--- start of PROVIDED DATA ---

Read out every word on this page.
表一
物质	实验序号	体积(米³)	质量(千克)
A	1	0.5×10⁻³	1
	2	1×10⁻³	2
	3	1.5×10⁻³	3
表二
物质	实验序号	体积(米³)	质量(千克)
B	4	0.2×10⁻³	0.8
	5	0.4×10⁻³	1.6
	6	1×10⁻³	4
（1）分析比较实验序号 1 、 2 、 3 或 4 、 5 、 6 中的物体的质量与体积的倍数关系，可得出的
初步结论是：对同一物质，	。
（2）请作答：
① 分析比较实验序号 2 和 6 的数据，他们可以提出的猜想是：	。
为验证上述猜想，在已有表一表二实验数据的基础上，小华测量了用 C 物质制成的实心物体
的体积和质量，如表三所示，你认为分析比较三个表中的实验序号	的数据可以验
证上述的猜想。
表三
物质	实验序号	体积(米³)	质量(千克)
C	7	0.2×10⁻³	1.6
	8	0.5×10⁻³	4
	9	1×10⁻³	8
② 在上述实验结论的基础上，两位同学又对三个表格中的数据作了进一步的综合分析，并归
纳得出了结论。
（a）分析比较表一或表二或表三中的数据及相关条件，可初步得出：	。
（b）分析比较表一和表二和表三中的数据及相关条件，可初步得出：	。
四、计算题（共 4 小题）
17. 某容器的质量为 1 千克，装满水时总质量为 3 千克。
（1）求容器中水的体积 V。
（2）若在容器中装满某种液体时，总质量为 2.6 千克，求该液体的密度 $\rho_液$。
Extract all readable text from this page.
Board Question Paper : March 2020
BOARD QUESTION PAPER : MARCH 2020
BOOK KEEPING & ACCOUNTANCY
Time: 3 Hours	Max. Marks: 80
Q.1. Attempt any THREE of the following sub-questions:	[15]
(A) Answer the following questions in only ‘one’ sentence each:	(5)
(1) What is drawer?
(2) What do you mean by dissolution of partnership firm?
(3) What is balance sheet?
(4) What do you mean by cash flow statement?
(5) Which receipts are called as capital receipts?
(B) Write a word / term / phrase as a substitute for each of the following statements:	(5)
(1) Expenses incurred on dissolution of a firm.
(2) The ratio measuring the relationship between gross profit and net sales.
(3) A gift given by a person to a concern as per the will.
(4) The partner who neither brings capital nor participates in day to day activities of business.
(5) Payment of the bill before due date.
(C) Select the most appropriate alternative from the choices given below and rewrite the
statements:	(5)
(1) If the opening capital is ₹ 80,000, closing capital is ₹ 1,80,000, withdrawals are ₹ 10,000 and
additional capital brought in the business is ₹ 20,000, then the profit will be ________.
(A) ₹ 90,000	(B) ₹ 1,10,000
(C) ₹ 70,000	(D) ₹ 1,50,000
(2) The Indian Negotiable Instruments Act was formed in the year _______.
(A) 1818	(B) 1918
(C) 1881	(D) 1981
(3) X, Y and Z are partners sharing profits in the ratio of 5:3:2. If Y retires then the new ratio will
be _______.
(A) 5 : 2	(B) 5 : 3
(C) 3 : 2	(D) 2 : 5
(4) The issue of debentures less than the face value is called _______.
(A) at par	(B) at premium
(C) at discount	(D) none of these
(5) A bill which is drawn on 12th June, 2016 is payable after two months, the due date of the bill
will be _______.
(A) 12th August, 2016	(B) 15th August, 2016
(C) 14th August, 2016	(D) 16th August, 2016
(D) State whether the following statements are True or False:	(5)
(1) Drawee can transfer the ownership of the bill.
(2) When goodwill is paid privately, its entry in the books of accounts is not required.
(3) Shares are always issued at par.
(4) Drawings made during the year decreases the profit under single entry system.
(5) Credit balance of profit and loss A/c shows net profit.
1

--- end of PROVIDED DATA ---

** INSTRUCTION **
Repeat all the records. Match each line exactly.

** FULL RESPONSE **
Read out every word on this page.
表一
物质	实验序号	体积(米³)	质量(千克)
A	1	0.5×10⁻³	1
	2	1×10⁻³	2
	3	1.5×10⁻³	3
表二
物质	实验序号	体积(米³)	质量(千克)
B	4	0.2×10⁻³	0.8
	5	0.4×10⁻³	1.6
	6	1×10⁻³	4
（1）分析比较实验序号 1 、 2 、 3 或 4 、 5 、 6 中的物体的质量与体积的倍数关系，可得出的
初步结论是：对同一物质，	。
（2）请作答：
① 分析比较实验序号 2 和 6 的数据，他们可以提出的猜想是：	。
为验证上述猜想，在已有表一表二实验数据的基础上，小华测量了用 C 物质制成的实心物体
的体积和质量，如表三所示，你认为分析比较三个表中的实验序号	的数据可以验
证上述的猜想。
表三
物质	实验序号	体积(米³)	质量(千克)
C	7	0.2×10⁻³	1.6
	8	0.5×10⁻³	4
	9	1×10⁻³	8
② 在上述实验结论的基础上，两位同学又对三个表格中的数据作了进一步的综合分析，并归
纳得出了结论。
（a）分析比较表一或表二或表三中的数据及相关条件，可初步得出：	。
（b）分析比较表一和表二和表三中的数据及相关条件，可初步得出：	。
四、计算题（共 4 小题）
17. 某容器的质量为 1 千克，装满水时总质量为 3 千克。
（1）求容器中水的体积 V。
（2）若在容器中装满某种液体时，总质量为 2.6 千克，求该液体的密度 $\rho_液$。
Extract all readable text from this page.
Board Question Paper : March 2020
BOARD QUESTION PAPER : MARCH 2020
BOOK KEEPING & ACCOUNTANCY
Time: 3 Hours	Max. Marks: 80
Q.1. Attempt any THREE of the following sub-questions:	[15]
(A) Answer the following questions in only ‘one’ sentence each:	(5)
(1) What is drawer?
(2) What do you mean by dissolution of partnership firm?
(3) What is balance sheet?
(4) What do you mean by cash flow statement?
(5) Which receipts are called as capital receipts?
(B) Write a word / term / phrase as a substitute for each of the following statements:	(5)
(1) Expenses incurred on dissolution of a firm.
(2) The ratio measuring the relationship between gross profit and net sales.
(3) A gift given by a person to a concern as per the will.
(4) The partner who neither brings capital nor participates in day to day activities of business.
(5) Payment of the bill before due date.
(C) Select the most appropriate alternative from the choices given below and rewrite the
statements:	(5)
(1) If the opening capital is ₹ 80,000, closing capital is ₹ 1,80,000, withdrawals are ₹ 10,000 and
additional capital brought in the business is ₹ 20,000, then the profit will be ________.
(A) ₹ 90,000	(B) ₹ 1,10,000
(C) ₹ 70,000	(D) ₹ 1,50,000
(2) The Indian Negotiable Instruments Act was formed in the year _______.
(A) 1818	(B) 1918
(C) 1881	(D) 1981
(3) X, Y and Z are partners sharing profits in the ratio of 5:3:2. If Y retires then the new ratio will
be _______.
(A) 5 : 2	(B) 5 : 3
(C) 3 : 2	(D) 2 : 5
(4) The issue of debentures less than the face value is called _______.
(A) at par	(B) at premium
(C) at discount	(D) none of these
(5) A bill which is drawn on 12th June, 2016 is payable after two months, the due date of the bill
will be _______.
(A) 12th August, 2016	(B) 15th August, 2016
(C) 14th August, 2016	(D) 16th August, 2016
(D) State whether the following statements are True or False:	(5)
(1) Drawee can transfer the ownership of the bill.
(2) When goodwill is paid privately, its entry in the books of accounts is not required.
(3) Shares are always issued at par.
(4) Drawings made during the year decreases the profit under single entry system.
(5) Credit balance of profit and loss A/c shows net profit.
1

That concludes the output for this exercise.